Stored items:
= = =

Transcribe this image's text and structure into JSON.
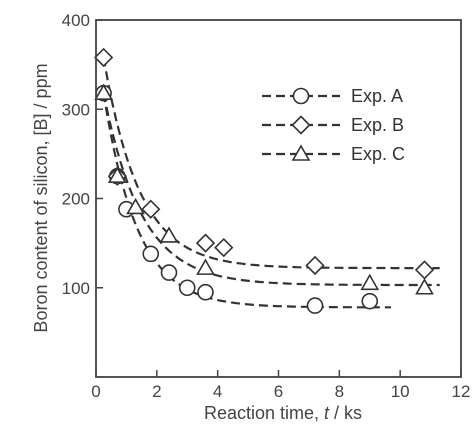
{
  "chart_data": {
    "type": "scatter",
    "xlabel_prefix": "Reaction time, ",
    "xlabel_var": "t",
    "xlabel_suffix": " / ks",
    "ylabel_prefix": "Boron content of silicon, [B] / ppm",
    "xlim": [
      0,
      12
    ],
    "ylim": [
      0,
      400
    ],
    "xticks": [
      0,
      2,
      4,
      6,
      8,
      10,
      12
    ],
    "yticks": [
      100,
      200,
      300,
      400
    ],
    "grid": false,
    "legend_position": "top-right",
    "series": [
      {
        "name": "Exp. A",
        "marker": "circle",
        "x": [
          0.25,
          0.7,
          1.0,
          1.8,
          2.4,
          3.0,
          3.6,
          7.2,
          9.0
        ],
        "y": [
          318,
          225,
          188,
          138,
          117,
          100,
          95,
          80,
          85
        ],
        "fit": {
          "x0": 0.25,
          "x1": 9.7,
          "y0": 318,
          "yinf": 78,
          "k": 0.9
        }
      },
      {
        "name": "Exp. B",
        "marker": "diamond",
        "x": [
          0.25,
          0.7,
          1.8,
          3.6,
          4.2,
          7.2,
          10.8
        ],
        "y": [
          358,
          225,
          188,
          150,
          145,
          125,
          120
        ],
        "fit": {
          "x0": 0.25,
          "x1": 11.3,
          "y0": 358,
          "yinf": 122,
          "k": 0.85
        }
      },
      {
        "name": "Exp. C",
        "marker": "triangle",
        "x": [
          0.25,
          0.7,
          1.3,
          2.4,
          3.6,
          9.0,
          10.8
        ],
        "y": [
          318,
          225,
          190,
          158,
          122,
          105,
          100
        ],
        "fit": {
          "x0": 0.25,
          "x1": 11.3,
          "y0": 318,
          "yinf": 103,
          "k": 0.8
        }
      }
    ]
  }
}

= = =

• What the exercise asks: The data above needs to be retyped exactly, with the images left out.

• Solution for this exercise:
Transcribe this image's text and structure into JSON.
{
  "chart_data": {
    "type": "scatter",
    "xlabel_prefix": "Reaction time, ",
    "xlabel_var": "t",
    "xlabel_suffix": " / ks",
    "ylabel_prefix": "Boron content of silicon, [B] / ppm",
    "xlim": [
      0,
      12
    ],
    "ylim": [
      0,
      400
    ],
    "xticks": [
      0,
      2,
      4,
      6,
      8,
      10,
      12
    ],
    "yticks": [
      100,
      200,
      300,
      400
    ],
    "grid": false,
    "legend_position": "top-right",
    "series": [
      {
        "name": "Exp. A",
        "marker": "circle",
        "x": [
          0.25,
          0.7,
          1.0,
          1.8,
          2.4,
          3.0,
          3.6,
          7.2,
          9.0
        ],
        "y": [
          318,
          225,
          188,
          138,
          117,
          100,
          95,
          80,
          85
        ],
        "fit": {
          "x0": 0.25,
          "x1": 9.7,
          "y0": 318,
          "yinf": 78,
          "k": 0.9
        }
      },
      {
        "name": "Exp. B",
        "marker": "diamond",
        "x": [
          0.25,
          0.7,
          1.8,
          3.6,
          4.2,
          7.2,
          10.8
        ],
        "y": [
          358,
          225,
          188,
          150,
          145,
          125,
          120
        ],
        "fit": {
          "x0": 0.25,
          "x1": 11.3,
          "y0": 358,
          "yinf": 122,
          "k": 0.85
        }
      },
      {
        "name": "Exp. C",
        "marker": "triangle",
        "x": [
          0.25,
          0.7,
          1.3,
          2.4,
          3.6,
          9.0,
          10.8
        ],
        "y": [
          318,
          225,
          190,
          158,
          122,
          105,
          100
        ],
        "fit": {
          "x0": 0.25,
          "x1": 11.3,
          "y0": 318,
          "yinf": 103,
          "k": 0.8
        }
      }
    ]
  }
}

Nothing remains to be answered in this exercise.